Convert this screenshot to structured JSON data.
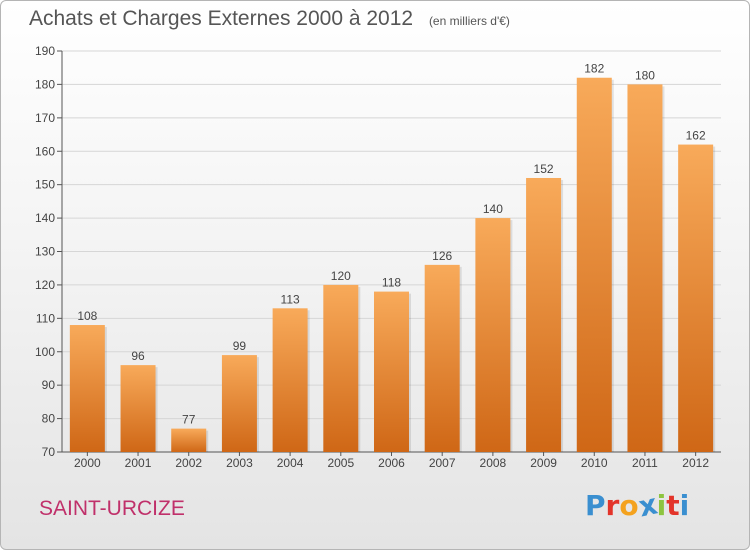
{
  "header": {
    "title": "Achats et Charges Externes 2000 à 2012",
    "unit": "(en milliers d'€)"
  },
  "footer": {
    "commune": "SAINT-URCIZE",
    "logo": "Proxiti",
    "logo_letters": [
      "P",
      "r",
      "o",
      "x",
      "i",
      "t",
      "i"
    ],
    "logo_colors": [
      "#3a8fd0",
      "#e3342a",
      "#f4a21e",
      "#3a8fd0",
      "#8dc43f",
      "#e3342a",
      "#3a8fd0"
    ]
  },
  "colors": {
    "bar_top": "#f8aa5a",
    "bar_bottom": "#cf6716",
    "grid": "#d6d6d6",
    "axis_text": "#444444"
  },
  "chart_data": {
    "type": "bar",
    "title": "Achats et Charges Externes 2000 à 2012",
    "subtitle": "(en milliers d'€)",
    "categories": [
      "2000",
      "2001",
      "2002",
      "2003",
      "2004",
      "2005",
      "2006",
      "2007",
      "2008",
      "2009",
      "2010",
      "2011",
      "2012"
    ],
    "values": [
      108,
      96,
      77,
      99,
      113,
      120,
      118,
      126,
      140,
      152,
      182,
      180,
      162
    ],
    "ylim": [
      70,
      190
    ],
    "yticks": [
      70,
      80,
      90,
      100,
      110,
      120,
      130,
      140,
      150,
      160,
      170,
      180,
      190
    ],
    "grid": true,
    "data_labels": true
  }
}
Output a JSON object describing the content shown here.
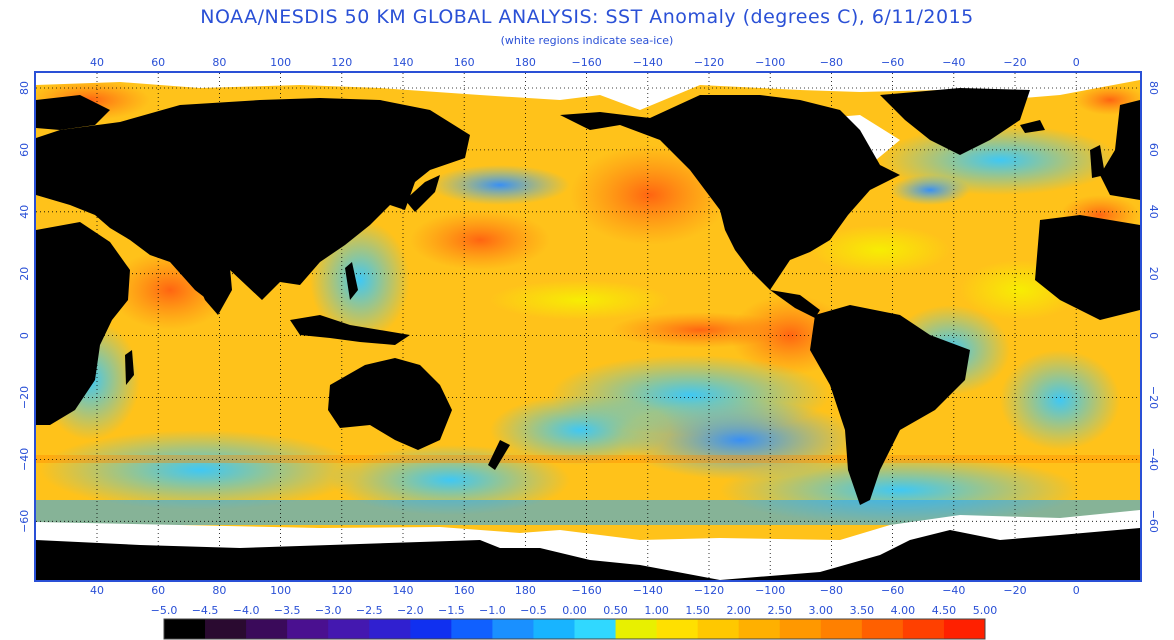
{
  "title": "NOAA/NESDIS 50 KM GLOBAL ANALYSIS: SST Anomaly (degrees C), 6/11/2015",
  "subtitle": "(white regions indicate sea-ice)",
  "lon_labels": [
    "40",
    "60",
    "80",
    "100",
    "120",
    "140",
    "160",
    "180",
    "−160",
    "−140",
    "−120",
    "−100",
    "−80",
    "−60",
    "−40",
    "−20",
    "0"
  ],
  "lat_labels": [
    "80",
    "60",
    "40",
    "20",
    "0",
    "−20",
    "−40",
    "−60"
  ],
  "colorbar_labels": [
    "−5.0",
    "−4.5",
    "−4.0",
    "−3.5",
    "−3.0",
    "−2.5",
    "−2.0",
    "−1.5",
    "−1.0",
    "−0.5",
    "0.00",
    "0.50",
    "1.00",
    "1.50",
    "2.00",
    "2.50",
    "3.00",
    "3.50",
    "4.00",
    "4.50",
    "5.00"
  ],
  "colorbar_colors": [
    "#000000",
    "#2a0a30",
    "#3a0a5a",
    "#4a1090",
    "#4418b0",
    "#3020d0",
    "#1030f0",
    "#1060ff",
    "#1a90ff",
    "#18b4ff",
    "#30d8ff",
    "#e8f000",
    "#ffe000",
    "#ffc800",
    "#ffb000",
    "#ff9800",
    "#ff8000",
    "#ff6000",
    "#ff4000",
    "#ff2000"
  ],
  "colors": {
    "frame": "#2a50d6",
    "land": "#000000",
    "ice": "#ffffff",
    "ocean_base": "#ffc21a"
  }
}
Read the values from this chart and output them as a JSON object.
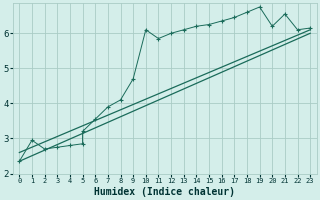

###

### What to produce
Write out the whole listing exactly, and drop the pictures.

### Output for this task
Convert this screenshot to structured JSON data.
{
  "header": {
    "title": "Achats et Charges Externes 2000 à 2012",
    "unit": "(en milliers d'€)"
  },
  "footer": {
    "commune": "SAINT-URCIZE",
    "logo": "Proxiti",
    "logo_letters": [
      "P",
      "r",
      "o",
      "x",
      "i",
      "t",
      "i"
    ],
    "logo_colors": [
      "#3a8fd0",
      "#e3342a",
      "#f4a21e",
      "#3a8fd0",
      "#8dc43f",
      "#e3342a",
      "#3a8fd0"
    ]
  },
  "colors": {
    "bar_top": "#f8aa5a",
    "bar_bottom": "#cf6716",
    "grid": "#d6d6d6",
    "axis_text": "#444444"
  },
  "chart_data": {
    "type": "bar",
    "title": "Achats et Charges Externes 2000 à 2012",
    "subtitle": "(en milliers d'€)",
    "categories": [
      "2000",
      "2001",
      "2002",
      "2003",
      "2004",
      "2005",
      "2006",
      "2007",
      "2008",
      "2009",
      "2010",
      "2011",
      "2012"
    ],
    "values": [
      108,
      96,
      77,
      99,
      113,
      120,
      118,
      126,
      140,
      152,
      182,
      180,
      162
    ],
    "ylim": [
      70,
      190
    ],
    "yticks": [
      70,
      80,
      90,
      100,
      110,
      120,
      130,
      140,
      150,
      160,
      170,
      180,
      190
    ],
    "grid": true,
    "data_labels": true
  }
}
Output a JSON object describing the content shown here.
{
  "title": "NOAA/NESDIS 50 KM GLOBAL ANALYSIS: SST Anomaly (degrees C), 6/11/2015",
  "subtitle": "(white regions indicate sea-ice)",
  "lon_labels": [
    "40",
    "60",
    "80",
    "100",
    "120",
    "140",
    "160",
    "180",
    "−160",
    "−140",
    "−120",
    "−100",
    "−80",
    "−60",
    "−40",
    "−20",
    "0"
  ],
  "lat_labels": [
    "80",
    "60",
    "40",
    "20",
    "0",
    "−20",
    "−40",
    "−60"
  ],
  "colorbar_labels": [
    "−5.0",
    "−4.5",
    "−4.0",
    "−3.5",
    "−3.0",
    "−2.5",
    "−2.0",
    "−1.5",
    "−1.0",
    "−0.5",
    "0.00",
    "0.50",
    "1.00",
    "1.50",
    "2.00",
    "2.50",
    "3.00",
    "3.50",
    "4.00",
    "4.50",
    "5.00"
  ],
  "colorbar_colors": [
    "#000000",
    "#2a0a30",
    "#3a0a5a",
    "#4a1090",
    "#4418b0",
    "#3020d0",
    "#1030f0",
    "#1060ff",
    "#1a90ff",
    "#18b4ff",
    "#30d8ff",
    "#e8f000",
    "#ffe000",
    "#ffc800",
    "#ffb000",
    "#ff9800",
    "#ff8000",
    "#ff6000",
    "#ff4000",
    "#ff2000"
  ],
  "colors": {
    "frame": "#2a50d6",
    "land": "#000000",
    "ice": "#ffffff",
    "ocean_base": "#ffc21a"
  }
}
Read the values from this chart and output them as a JSON object.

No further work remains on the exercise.